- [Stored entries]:
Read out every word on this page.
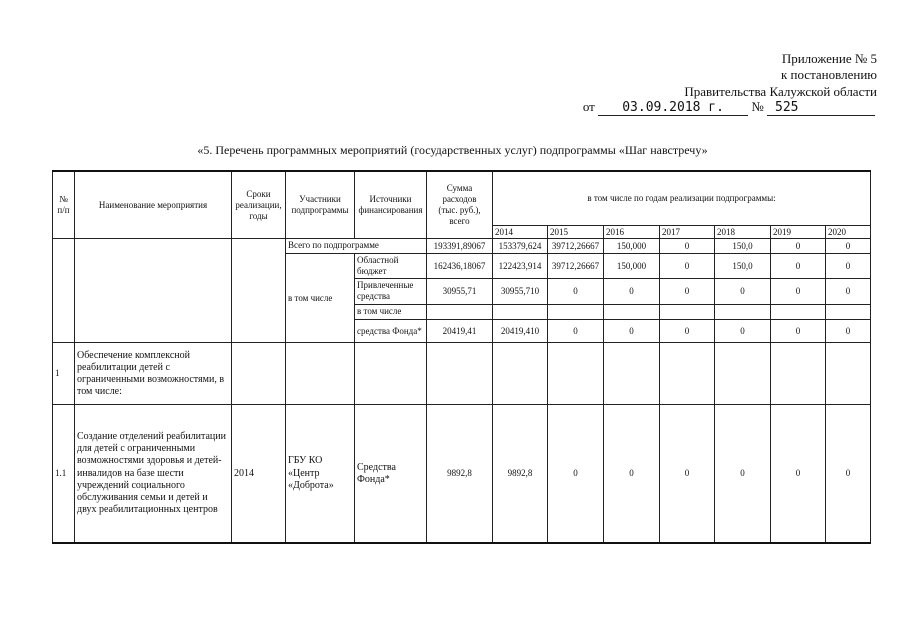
Приложение № 5
к постановлению
Правительства Калужской области
от 03.09.2018 г. № 525
«5. Перечень программных мероприятий (государственных услуг) подпрограммы «Шаг навстречу»
№ п/п	Наименование мероприятия	Сроки реализации, годы	Участники подпрограммы	Источники финансирования	Сумма расходов
(тыс. руб.), всего	в том числе по годам реализации подпрограммы:						
						2014	2015	2016	2017	2018	2019	2020
			Всего по подпрограмме		193391,89067	153379,624	39712,26667	150,000	0	150,0	0	0
			в том числе	Областной бюджет	162436,18067	122423,914	39712,26667	150,000	0	150,0	0	0
				Привлеченные средства	30955,71	30955,710	0	0	0	0	0	0
				в том числе								
				средства Фонда*	20419,41	20419,410	0	0	0	0	0	0
1	Обеспечение комплексной реабилитации детей с ограниченными возможностями, в том числе:											
1.1	Создание отделений реабилитации для детей с ограниченными возможностями здоровья и детей-инвалидов на базе шести учреждений социального обслуживания семьи и детей и двух реабилитационных центров	2014	ГБУ КО «Центр «Доброта»	Средства Фонда*	9892,8	9892,8	0	0	0	0	0	0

- [DESCRIPTION OF THE TASK]: Using the material above, retype each entry exactly and omit the pictures.

- [TASK OUTPUT]:
Read out every word on this page.
Приложение № 5
к постановлению
Правительства Калужской области
от 03.09.2018 г. № 525
«5. Перечень программных мероприятий (государственных услуг) подпрограммы «Шаг навстречу»
№ п/п	Наименование мероприятия	Сроки реализации, годы	Участники подпрограммы	Источники финансирования	Сумма расходов
(тыс. руб.), всего	в том числе по годам реализации подпрограммы:						
						2014	2015	2016	2017	2018	2019	2020
			Всего по подпрограмме		193391,89067	153379,624	39712,26667	150,000	0	150,0	0	0
			в том числе	Областной бюджет	162436,18067	122423,914	39712,26667	150,000	0	150,0	0	0
				Привлеченные средства	30955,71	30955,710	0	0	0	0	0	0
				в том числе								
				средства Фонда*	20419,41	20419,410	0	0	0	0	0	0
1	Обеспечение комплексной реабилитации детей с ограниченными возможностями, в том числе:											
1.1	Создание отделений реабилитации для детей с ограниченными возможностями здоровья и детей-инвалидов на базе шести учреждений социального обслуживания семьи и детей и двух реабилитационных центров	2014	ГБУ КО «Центр «Доброта»	Средства Фонда*	9892,8	9892,8	0	0	0	0	0	0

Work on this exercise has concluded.